Entries taken from a collection:
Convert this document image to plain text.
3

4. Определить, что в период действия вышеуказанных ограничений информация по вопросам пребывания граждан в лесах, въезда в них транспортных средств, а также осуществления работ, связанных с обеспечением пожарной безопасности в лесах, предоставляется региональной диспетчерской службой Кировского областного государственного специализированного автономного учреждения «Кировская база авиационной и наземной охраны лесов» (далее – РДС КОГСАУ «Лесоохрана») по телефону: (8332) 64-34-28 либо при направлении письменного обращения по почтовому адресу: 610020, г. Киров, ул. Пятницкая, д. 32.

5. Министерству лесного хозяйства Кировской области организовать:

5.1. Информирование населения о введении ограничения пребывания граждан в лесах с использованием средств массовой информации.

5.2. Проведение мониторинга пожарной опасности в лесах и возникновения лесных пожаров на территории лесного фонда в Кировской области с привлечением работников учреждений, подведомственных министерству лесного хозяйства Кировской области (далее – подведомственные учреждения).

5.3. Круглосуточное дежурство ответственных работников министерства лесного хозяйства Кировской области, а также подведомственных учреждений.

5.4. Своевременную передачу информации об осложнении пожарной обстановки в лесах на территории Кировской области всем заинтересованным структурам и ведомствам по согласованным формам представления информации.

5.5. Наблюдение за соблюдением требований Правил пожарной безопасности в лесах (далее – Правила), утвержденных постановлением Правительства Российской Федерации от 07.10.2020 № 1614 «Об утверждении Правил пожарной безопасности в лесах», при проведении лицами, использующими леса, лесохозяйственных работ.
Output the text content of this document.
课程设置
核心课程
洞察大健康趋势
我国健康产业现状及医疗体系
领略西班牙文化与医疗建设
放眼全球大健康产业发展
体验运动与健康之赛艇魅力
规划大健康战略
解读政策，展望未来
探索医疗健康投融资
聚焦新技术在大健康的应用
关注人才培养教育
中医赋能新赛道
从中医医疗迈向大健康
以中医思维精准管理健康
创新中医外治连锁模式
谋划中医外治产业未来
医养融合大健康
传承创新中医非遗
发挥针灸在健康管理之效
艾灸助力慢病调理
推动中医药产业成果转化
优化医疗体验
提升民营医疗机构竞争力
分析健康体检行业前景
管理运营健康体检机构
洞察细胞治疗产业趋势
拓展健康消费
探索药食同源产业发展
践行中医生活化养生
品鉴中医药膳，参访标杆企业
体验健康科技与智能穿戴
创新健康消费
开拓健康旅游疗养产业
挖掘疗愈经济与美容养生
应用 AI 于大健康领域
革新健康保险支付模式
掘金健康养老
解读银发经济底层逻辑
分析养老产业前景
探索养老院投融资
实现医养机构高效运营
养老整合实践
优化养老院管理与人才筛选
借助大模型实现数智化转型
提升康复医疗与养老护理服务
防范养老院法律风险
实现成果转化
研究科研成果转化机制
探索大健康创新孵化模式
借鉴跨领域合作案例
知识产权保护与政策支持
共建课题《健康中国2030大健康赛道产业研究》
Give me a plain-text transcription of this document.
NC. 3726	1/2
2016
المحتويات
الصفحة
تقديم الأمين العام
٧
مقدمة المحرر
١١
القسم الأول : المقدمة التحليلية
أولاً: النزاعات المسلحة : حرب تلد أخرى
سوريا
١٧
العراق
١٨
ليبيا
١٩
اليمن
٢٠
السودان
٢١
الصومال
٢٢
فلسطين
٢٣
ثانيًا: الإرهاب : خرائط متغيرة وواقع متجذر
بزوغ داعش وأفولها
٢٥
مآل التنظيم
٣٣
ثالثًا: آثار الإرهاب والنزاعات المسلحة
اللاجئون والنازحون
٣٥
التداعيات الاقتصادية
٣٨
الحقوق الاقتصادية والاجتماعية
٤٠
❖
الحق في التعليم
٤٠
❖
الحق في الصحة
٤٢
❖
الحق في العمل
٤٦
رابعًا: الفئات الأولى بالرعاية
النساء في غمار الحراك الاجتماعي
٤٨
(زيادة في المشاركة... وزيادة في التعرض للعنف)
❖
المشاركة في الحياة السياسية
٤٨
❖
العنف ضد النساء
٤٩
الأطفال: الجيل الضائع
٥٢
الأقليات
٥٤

• [Aim]: Where does the word "plain" appear in the listing? List each line that holds it.

• [Written answer]:
Convert this document image to plain text.
Give me a plain-text transcription of this document.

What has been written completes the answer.